---------- DATA PROVIDED

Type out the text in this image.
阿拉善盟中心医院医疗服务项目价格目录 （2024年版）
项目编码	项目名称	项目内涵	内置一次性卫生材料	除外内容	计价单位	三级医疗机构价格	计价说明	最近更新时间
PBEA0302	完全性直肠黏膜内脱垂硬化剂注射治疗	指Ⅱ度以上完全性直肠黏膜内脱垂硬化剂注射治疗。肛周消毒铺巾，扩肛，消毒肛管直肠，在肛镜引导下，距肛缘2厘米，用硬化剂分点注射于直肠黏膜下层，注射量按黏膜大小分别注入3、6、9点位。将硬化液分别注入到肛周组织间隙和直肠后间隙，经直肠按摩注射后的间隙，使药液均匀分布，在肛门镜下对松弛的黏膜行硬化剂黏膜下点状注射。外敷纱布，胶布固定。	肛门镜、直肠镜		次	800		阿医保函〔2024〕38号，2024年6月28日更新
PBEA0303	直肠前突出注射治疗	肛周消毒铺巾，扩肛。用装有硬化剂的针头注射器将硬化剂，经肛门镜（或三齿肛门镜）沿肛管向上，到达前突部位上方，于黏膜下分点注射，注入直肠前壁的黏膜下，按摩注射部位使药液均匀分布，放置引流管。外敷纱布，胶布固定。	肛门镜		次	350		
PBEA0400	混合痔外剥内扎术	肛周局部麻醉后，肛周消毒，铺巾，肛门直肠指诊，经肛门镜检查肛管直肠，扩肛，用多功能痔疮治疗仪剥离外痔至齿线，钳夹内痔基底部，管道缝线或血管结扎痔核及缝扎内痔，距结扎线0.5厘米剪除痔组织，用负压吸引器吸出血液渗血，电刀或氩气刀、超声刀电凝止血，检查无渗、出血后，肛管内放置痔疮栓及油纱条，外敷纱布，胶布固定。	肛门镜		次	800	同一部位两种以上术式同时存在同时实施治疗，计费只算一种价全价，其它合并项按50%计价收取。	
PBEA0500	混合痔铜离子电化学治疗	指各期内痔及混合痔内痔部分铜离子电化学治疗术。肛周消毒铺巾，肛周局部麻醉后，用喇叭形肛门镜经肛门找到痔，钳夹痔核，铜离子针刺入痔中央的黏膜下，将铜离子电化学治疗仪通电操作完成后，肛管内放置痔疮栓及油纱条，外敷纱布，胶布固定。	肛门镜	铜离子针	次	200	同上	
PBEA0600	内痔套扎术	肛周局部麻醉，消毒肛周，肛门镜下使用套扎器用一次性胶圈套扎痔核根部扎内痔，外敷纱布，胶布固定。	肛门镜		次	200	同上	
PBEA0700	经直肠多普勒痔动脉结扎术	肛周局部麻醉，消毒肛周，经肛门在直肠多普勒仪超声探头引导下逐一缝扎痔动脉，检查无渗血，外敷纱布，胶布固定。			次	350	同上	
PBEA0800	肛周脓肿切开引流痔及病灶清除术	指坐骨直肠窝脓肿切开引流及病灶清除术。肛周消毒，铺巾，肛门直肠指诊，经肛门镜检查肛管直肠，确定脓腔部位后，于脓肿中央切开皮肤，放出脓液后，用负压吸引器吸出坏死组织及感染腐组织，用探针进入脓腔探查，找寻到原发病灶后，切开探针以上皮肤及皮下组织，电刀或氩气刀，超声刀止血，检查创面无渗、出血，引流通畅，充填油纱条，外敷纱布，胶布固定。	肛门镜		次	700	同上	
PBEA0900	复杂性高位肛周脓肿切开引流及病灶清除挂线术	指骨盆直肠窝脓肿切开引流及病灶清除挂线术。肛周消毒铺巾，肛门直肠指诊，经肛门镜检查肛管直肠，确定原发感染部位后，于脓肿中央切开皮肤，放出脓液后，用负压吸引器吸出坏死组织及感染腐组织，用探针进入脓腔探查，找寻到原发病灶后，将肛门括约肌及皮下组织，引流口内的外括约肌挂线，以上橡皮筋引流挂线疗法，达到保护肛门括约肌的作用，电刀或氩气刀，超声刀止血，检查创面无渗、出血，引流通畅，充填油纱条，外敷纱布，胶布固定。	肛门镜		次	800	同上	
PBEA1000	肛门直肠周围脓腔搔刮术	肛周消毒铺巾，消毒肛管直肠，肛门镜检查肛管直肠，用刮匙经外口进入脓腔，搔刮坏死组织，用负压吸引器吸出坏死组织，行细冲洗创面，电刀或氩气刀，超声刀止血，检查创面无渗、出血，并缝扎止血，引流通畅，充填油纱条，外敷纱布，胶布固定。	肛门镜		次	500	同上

--------------------

- **EXERCISE GOAL**
All lines that include "于脓肿中央切开皮肤" are to be gathered and copied.

- **SOLUTION FOR THIS EXERCISE**
PBEA0800	肛周脓肿切开引流痔及病灶清除术	指坐骨直肠窝脓肿切开引流及病灶清除术。肛周消毒，铺巾，肛门直肠指诊，经肛门镜检查肛管直肠，确定脓腔部位后，于脓肿中央切开皮肤，放出脓液后，用负压吸引器吸出坏死组织及感染腐组织，用探针进入脓腔探查，找寻到原发病灶后，切开探针以上皮肤及皮下组织，电刀或氩气刀，超声刀止血，检查创面无渗、出血，引流通畅，充填油纱条，外敷纱布，胶布固定。	肛门镜		次	700	同上	
PBEA0900	复杂性高位肛周脓肿切开引流及病灶清除挂线术	指骨盆直肠窝脓肿切开引流及病灶清除挂线术。肛周消毒铺巾，肛门直肠指诊，经肛门镜检查肛管直肠，确定原发感染部位后，于脓肿中央切开皮肤，放出脓液后，用负压吸引器吸出坏死组织及感染腐组织，用探针进入脓腔探查，找寻到原发病灶后，将肛门括约肌及皮下组织，引流口内的外括约肌挂线，以上橡皮筋引流挂线疗法，达到保护肛门括约肌的作用，电刀或氩气刀，超声刀止血，检查创面无渗、出血，引流通畅，充填油纱条，外敷纱布，胶布固定。	肛门镜		次	800	同上	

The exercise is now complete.